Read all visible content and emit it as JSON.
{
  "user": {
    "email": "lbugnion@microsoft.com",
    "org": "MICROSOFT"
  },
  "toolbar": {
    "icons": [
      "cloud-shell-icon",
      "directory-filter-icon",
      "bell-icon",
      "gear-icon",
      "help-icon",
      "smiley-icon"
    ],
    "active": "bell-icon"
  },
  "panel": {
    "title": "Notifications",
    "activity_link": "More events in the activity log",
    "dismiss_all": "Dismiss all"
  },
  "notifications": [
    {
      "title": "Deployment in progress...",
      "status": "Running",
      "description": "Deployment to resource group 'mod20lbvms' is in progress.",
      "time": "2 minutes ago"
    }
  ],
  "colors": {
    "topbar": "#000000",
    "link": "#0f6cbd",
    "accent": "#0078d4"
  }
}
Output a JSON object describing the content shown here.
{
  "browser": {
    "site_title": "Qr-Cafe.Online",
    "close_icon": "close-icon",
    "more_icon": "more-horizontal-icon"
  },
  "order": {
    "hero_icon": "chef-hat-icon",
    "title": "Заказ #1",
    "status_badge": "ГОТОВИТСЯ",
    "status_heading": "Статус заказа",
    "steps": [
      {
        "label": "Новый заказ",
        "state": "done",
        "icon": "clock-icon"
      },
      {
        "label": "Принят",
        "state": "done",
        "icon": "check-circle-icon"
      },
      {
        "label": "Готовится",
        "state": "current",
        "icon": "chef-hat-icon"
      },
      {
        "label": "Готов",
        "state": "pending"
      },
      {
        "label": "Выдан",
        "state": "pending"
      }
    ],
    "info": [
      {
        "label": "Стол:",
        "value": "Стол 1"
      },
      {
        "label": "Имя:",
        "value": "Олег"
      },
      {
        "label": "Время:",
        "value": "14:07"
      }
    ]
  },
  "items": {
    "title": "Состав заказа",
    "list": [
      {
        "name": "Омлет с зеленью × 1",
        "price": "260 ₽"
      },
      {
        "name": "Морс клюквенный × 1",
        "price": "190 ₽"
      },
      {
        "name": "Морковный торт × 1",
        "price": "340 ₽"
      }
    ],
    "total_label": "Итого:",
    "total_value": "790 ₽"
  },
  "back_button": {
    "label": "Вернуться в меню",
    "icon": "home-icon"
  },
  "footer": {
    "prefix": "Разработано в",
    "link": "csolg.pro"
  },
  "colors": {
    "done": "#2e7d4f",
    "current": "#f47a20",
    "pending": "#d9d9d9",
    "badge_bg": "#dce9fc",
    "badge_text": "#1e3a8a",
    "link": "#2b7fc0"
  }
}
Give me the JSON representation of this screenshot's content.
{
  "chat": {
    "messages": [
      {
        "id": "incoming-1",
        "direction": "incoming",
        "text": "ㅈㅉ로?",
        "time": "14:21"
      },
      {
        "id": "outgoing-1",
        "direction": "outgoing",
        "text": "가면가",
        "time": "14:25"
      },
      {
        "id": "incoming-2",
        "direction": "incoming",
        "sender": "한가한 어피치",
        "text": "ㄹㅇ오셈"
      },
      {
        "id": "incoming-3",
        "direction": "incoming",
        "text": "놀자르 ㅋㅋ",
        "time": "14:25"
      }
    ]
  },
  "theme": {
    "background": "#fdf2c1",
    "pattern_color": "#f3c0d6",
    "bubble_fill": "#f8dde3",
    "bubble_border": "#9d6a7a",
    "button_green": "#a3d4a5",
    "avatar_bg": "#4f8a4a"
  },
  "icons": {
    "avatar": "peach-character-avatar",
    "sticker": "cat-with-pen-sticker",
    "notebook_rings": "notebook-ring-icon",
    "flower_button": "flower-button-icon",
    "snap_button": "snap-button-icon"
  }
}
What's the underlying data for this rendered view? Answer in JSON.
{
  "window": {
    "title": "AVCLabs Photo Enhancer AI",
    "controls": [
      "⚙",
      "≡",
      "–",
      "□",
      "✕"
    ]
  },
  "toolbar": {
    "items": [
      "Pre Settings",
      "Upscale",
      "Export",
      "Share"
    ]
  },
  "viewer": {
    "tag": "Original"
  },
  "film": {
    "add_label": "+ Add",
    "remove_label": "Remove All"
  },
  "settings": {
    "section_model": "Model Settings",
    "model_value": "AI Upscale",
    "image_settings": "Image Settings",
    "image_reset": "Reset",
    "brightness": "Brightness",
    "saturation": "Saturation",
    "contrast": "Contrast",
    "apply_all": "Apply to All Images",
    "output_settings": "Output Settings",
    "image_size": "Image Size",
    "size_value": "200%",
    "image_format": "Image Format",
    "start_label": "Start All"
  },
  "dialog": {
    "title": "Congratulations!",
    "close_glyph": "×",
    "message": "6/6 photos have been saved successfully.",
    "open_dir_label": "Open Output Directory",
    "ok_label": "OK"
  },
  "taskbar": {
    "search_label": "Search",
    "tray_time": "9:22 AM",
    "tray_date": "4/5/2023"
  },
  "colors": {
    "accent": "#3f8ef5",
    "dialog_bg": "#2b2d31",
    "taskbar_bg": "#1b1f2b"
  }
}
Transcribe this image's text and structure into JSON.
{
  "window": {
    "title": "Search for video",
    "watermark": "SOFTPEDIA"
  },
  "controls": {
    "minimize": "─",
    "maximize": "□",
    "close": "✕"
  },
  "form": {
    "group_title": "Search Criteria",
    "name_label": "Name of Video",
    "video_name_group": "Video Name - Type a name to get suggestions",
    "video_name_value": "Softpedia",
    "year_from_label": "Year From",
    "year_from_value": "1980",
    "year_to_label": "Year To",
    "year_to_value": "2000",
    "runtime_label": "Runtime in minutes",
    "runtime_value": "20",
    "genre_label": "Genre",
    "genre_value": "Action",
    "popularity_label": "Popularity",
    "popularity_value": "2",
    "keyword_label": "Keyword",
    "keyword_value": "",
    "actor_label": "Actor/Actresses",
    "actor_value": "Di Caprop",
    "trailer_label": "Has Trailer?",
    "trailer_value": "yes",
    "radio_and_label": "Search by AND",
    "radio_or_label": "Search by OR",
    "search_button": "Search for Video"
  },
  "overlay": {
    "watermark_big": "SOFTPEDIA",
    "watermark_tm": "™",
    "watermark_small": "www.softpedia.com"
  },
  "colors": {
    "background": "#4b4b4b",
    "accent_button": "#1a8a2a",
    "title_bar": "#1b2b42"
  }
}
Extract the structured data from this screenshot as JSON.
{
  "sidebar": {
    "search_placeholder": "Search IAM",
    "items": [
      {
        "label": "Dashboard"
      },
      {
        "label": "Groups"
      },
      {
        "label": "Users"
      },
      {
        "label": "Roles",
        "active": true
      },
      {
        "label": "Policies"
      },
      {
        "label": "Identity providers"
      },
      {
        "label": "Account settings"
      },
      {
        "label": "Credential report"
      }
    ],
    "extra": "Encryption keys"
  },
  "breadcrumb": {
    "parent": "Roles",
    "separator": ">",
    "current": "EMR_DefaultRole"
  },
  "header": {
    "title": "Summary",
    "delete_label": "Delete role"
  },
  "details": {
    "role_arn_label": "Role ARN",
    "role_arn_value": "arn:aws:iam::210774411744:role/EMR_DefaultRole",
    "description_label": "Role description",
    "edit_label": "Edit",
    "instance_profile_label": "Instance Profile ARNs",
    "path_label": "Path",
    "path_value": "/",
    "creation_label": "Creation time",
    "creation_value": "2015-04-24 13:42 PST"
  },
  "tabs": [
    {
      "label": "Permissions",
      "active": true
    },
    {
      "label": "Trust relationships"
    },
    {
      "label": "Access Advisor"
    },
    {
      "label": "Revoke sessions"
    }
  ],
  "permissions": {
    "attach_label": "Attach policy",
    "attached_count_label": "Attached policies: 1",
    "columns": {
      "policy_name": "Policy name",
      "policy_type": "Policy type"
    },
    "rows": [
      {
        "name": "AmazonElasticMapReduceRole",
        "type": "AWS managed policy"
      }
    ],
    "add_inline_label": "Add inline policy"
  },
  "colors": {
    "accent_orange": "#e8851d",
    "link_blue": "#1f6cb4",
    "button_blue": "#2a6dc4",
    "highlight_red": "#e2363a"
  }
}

# # # # # # #

Copy all lines from the material that contain "content".

Read all visible content and emit it as JSON.
Output a JSON object describing the content shown here.
Give me the JSON representation of this screenshot's content.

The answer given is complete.